[Saved entries]
==*==
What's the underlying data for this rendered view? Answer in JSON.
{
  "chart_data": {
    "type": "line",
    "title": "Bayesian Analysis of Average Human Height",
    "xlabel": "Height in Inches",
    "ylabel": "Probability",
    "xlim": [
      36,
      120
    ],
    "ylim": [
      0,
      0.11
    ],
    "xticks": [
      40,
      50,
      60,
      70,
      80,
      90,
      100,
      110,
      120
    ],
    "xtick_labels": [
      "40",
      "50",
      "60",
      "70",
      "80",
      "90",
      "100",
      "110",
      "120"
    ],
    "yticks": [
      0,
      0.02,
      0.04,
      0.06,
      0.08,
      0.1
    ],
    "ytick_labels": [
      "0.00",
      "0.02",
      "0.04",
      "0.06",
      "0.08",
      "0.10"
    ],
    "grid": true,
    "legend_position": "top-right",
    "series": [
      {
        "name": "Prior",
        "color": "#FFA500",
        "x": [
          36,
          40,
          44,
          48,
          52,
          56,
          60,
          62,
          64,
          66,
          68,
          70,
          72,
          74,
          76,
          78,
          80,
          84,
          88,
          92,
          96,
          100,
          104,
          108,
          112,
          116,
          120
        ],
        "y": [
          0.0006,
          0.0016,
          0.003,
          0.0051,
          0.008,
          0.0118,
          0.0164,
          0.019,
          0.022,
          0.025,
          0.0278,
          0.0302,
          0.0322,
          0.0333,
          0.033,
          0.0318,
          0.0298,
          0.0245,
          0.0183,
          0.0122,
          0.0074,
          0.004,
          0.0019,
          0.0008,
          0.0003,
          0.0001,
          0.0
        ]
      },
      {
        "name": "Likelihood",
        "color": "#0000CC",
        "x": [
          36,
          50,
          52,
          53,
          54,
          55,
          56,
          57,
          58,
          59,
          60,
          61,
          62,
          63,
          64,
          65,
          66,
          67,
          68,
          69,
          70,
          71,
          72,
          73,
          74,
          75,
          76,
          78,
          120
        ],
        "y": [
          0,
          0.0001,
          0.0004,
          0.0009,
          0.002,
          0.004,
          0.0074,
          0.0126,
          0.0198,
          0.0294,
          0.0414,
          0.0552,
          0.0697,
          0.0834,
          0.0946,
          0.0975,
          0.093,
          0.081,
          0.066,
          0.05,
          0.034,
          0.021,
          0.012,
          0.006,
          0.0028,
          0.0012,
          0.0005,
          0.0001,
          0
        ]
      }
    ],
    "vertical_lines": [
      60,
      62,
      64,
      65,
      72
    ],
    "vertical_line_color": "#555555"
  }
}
==*==
**STATED EXERCISE**
Every record above should be output exactly.

**SOLUTION FOR THIS EXERCISE**
What's the underlying data for this rendered view? Answer in JSON.
{
  "chart_data": {
    "type": "line",
    "title": "Bayesian Analysis of Average Human Height",
    "xlabel": "Height in Inches",
    "ylabel": "Probability",
    "xlim": [
      36,
      120
    ],
    "ylim": [
      0,
      0.11
    ],
    "xticks": [
      40,
      50,
      60,
      70,
      80,
      90,
      100,
      110,
      120
    ],
    "xtick_labels": [
      "40",
      "50",
      "60",
      "70",
      "80",
      "90",
      "100",
      "110",
      "120"
    ],
    "yticks": [
      0,
      0.02,
      0.04,
      0.06,
      0.08,
      0.1
    ],
    "ytick_labels": [
      "0.00",
      "0.02",
      "0.04",
      "0.06",
      "0.08",
      "0.10"
    ],
    "grid": true,
    "legend_position": "top-right",
    "series": [
      {
        "name": "Prior",
        "color": "#FFA500",
        "x": [
          36,
          40,
          44,
          48,
          52,
          56,
          60,
          62,
          64,
          66,
          68,
          70,
          72,
          74,
          76,
          78,
          80,
          84,
          88,
          92,
          96,
          100,
          104,
          108,
          112,
          116,
          120
        ],
        "y": [
          0.0006,
          0.0016,
          0.003,
          0.0051,
          0.008,
          0.0118,
          0.0164,
          0.019,
          0.022,
          0.025,
          0.0278,
          0.0302,
          0.0322,
          0.0333,
          0.033,
          0.0318,
          0.0298,
          0.0245,
          0.0183,
          0.0122,
          0.0074,
          0.004,
          0.0019,
          0.0008,
          0.0003,
          0.0001,
          0.0
        ]
      },
      {
        "name": "Likelihood",
        "color": "#0000CC",
        "x": [
          36,
          50,
          52,
          53,
          54,
          55,
          56,
          57,
          58,
          59,
          60,
          61,
          62,
          63,
          64,
          65,
          66,
          67,
          68,
          69,
          70,
          71,
          72,
          73,
          74,
          75,
          76,
          78,
          120
        ],
        "y": [
          0,
          0.0001,
          0.0004,
          0.0009,
          0.002,
          0.004,
          0.0074,
          0.0126,
          0.0198,
          0.0294,
          0.0414,
          0.0552,
          0.0697,
          0.0834,
          0.0946,
          0.0975,
          0.093,
          0.081,
          0.066,
          0.05,
          0.034,
          0.021,
          0.012,
          0.006,
          0.0028,
          0.0012,
          0.0005,
          0.0001,
          0
        ]
      }
    ],
    "vertical_lines": [
      60,
      62,
      64,
      65,
      72
    ],
    "vertical_line_color": "#555555"
  }
}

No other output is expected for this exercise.